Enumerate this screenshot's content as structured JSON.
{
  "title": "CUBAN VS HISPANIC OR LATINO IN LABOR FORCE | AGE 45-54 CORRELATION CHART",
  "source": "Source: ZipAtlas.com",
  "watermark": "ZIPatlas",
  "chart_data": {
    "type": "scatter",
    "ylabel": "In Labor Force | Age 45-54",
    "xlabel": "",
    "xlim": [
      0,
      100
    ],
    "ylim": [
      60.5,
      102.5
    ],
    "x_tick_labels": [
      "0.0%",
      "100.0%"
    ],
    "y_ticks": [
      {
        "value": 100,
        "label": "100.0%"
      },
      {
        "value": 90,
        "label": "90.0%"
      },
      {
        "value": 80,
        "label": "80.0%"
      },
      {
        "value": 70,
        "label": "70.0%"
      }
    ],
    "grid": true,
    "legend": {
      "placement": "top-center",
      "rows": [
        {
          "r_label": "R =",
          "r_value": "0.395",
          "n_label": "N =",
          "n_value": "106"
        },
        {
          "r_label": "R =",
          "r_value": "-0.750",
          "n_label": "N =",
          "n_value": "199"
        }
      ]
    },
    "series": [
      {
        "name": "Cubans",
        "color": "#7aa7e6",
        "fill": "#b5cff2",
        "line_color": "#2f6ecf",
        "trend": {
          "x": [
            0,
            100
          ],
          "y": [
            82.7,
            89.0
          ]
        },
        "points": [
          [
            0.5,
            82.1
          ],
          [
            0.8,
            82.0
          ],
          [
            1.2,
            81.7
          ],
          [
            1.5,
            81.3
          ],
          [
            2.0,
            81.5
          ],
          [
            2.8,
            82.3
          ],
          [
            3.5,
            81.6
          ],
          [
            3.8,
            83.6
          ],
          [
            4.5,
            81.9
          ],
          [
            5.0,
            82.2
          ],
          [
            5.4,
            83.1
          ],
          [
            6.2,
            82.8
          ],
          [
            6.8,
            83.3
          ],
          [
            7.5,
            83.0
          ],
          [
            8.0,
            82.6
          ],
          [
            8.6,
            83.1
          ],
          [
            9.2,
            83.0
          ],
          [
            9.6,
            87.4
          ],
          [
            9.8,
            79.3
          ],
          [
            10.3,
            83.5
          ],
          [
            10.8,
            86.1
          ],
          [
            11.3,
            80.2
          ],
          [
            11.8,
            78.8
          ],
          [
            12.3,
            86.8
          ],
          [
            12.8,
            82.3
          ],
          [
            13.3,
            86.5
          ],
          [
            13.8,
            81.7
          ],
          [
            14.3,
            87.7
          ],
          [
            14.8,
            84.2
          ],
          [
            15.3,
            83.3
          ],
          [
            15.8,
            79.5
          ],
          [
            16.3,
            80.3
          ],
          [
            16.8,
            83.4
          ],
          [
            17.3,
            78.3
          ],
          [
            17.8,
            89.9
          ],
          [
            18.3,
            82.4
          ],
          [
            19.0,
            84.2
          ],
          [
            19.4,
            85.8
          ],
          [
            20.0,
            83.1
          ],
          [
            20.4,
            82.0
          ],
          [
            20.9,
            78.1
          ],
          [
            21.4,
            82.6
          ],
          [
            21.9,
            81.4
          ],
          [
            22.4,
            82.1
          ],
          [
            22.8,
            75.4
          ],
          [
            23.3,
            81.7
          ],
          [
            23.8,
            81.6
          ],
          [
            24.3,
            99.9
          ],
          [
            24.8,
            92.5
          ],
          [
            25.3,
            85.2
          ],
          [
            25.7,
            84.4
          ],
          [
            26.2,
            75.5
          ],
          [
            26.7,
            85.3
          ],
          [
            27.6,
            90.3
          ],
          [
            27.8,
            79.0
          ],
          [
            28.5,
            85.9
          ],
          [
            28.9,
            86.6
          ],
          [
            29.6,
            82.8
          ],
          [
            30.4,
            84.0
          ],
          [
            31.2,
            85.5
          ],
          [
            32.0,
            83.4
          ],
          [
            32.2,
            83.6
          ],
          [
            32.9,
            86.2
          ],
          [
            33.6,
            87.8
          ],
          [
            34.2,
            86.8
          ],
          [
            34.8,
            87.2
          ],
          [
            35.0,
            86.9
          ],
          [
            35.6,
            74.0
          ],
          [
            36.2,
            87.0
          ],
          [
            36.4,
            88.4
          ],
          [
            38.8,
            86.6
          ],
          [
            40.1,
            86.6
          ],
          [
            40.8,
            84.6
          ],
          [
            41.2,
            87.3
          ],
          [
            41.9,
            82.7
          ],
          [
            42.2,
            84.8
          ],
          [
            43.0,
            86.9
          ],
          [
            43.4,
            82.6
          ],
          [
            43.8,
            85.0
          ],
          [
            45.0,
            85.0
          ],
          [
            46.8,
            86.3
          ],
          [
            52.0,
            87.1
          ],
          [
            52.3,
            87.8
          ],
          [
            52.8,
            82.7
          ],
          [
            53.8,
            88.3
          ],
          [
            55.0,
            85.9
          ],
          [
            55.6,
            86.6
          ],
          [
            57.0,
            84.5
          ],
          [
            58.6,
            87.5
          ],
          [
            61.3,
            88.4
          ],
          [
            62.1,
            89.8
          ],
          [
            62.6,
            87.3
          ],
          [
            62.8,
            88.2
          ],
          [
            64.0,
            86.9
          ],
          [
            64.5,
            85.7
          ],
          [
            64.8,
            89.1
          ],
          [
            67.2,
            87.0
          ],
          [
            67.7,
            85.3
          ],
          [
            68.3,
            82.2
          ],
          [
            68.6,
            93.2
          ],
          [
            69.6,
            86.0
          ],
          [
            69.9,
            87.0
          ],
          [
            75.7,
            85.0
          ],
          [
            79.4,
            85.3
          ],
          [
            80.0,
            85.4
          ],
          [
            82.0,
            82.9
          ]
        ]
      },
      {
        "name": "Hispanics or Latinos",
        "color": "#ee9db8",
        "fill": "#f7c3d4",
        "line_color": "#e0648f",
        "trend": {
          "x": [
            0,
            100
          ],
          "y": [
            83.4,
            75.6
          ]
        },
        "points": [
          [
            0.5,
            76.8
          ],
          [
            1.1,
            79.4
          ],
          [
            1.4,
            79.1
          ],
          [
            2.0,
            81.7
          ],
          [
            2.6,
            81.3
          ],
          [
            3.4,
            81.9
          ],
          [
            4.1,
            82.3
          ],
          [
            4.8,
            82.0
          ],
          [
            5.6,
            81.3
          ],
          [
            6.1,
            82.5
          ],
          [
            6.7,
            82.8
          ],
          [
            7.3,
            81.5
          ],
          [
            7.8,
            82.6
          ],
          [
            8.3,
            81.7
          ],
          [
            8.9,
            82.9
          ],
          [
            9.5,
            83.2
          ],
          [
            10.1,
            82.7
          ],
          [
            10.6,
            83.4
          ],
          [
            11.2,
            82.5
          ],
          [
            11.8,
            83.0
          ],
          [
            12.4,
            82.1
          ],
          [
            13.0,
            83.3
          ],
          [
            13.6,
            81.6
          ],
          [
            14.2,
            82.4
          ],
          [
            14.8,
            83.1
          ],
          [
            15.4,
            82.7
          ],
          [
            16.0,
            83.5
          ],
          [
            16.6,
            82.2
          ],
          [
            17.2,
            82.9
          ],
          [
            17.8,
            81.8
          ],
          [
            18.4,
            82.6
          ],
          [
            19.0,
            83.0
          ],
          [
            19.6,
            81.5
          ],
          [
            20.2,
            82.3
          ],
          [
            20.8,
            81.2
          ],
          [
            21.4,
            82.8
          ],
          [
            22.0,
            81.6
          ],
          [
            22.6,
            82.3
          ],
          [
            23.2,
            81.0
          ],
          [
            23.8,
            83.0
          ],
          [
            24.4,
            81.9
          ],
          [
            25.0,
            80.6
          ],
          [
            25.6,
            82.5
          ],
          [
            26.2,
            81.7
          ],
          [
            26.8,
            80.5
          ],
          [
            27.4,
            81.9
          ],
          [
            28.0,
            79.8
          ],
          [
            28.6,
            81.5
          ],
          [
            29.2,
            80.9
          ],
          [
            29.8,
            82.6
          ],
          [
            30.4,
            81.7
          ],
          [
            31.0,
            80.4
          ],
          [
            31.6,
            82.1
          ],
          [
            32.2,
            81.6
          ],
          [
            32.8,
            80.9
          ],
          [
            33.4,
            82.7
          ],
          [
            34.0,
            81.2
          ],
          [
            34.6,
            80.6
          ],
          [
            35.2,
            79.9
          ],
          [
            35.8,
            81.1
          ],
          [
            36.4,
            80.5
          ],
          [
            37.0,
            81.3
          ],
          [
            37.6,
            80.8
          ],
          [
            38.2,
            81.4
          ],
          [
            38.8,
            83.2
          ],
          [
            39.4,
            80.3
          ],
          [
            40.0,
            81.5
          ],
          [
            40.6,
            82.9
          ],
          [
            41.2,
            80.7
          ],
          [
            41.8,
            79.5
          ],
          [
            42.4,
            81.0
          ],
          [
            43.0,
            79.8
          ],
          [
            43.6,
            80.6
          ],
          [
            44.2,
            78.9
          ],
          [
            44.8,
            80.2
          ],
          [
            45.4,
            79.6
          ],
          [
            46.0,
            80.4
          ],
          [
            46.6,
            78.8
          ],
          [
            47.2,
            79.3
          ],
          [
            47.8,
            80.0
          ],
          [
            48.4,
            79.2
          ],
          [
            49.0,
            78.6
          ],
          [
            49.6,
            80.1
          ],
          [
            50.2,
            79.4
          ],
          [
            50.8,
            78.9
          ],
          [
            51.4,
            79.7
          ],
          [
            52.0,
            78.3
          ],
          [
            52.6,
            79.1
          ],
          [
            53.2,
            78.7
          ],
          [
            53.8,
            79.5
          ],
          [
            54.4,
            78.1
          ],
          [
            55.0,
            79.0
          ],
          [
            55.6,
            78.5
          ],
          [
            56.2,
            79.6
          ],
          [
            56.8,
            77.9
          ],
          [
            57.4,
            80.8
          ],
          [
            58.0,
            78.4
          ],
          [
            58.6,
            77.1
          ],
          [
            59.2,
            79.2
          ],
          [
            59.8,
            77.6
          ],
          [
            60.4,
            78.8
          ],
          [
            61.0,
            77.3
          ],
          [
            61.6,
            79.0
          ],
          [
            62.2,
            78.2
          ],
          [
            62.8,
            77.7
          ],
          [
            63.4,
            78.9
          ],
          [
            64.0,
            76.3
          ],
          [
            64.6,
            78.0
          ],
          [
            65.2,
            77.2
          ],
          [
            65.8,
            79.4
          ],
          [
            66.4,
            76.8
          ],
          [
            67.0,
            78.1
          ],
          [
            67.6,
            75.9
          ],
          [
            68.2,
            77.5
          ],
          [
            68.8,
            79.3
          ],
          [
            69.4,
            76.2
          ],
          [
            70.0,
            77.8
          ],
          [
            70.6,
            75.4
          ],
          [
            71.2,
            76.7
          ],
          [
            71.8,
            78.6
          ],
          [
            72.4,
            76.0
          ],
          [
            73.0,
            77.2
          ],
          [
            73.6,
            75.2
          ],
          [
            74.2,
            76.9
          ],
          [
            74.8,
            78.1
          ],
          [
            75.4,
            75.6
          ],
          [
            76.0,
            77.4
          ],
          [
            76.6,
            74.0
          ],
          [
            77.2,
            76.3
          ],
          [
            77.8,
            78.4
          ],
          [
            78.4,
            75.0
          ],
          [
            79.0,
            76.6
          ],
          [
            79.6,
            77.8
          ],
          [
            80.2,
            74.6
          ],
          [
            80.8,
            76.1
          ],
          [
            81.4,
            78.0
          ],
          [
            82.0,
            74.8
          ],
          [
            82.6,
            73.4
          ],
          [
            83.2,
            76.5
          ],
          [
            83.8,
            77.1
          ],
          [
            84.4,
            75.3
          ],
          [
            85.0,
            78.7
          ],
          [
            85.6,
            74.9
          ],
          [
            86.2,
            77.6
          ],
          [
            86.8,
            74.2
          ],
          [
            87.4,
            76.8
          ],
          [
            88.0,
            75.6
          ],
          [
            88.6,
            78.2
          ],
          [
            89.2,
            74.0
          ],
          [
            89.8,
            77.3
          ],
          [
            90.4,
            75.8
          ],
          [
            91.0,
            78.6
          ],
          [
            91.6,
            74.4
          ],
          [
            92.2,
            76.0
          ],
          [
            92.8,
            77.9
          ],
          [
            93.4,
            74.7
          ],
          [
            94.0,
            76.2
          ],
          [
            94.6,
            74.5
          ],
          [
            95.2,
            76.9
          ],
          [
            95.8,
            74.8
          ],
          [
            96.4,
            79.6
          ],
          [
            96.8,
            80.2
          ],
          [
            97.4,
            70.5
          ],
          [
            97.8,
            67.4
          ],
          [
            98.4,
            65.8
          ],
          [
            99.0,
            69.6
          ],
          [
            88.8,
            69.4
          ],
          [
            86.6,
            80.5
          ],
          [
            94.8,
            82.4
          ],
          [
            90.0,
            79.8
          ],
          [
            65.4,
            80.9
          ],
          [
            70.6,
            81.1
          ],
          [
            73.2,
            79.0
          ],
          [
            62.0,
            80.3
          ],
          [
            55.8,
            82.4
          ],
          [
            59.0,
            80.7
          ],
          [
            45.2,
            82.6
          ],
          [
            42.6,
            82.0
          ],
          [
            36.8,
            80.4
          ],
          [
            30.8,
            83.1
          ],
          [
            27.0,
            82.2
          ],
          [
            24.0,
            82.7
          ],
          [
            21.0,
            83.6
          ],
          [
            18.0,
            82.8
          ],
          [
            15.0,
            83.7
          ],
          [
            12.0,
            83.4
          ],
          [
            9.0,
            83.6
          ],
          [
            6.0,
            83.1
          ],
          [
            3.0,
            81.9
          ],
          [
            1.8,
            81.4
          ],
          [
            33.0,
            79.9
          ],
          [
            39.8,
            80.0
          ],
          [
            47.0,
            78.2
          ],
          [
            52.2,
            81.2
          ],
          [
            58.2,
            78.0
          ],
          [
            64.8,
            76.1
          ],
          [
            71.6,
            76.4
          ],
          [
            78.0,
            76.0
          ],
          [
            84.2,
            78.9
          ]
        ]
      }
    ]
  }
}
---------------
* DIRECTION *
Filter for "name". Return all lines that hold it.

* FINISHED TASK *
        "name": "Cubans",
        "name": "Hispanics or Latinos",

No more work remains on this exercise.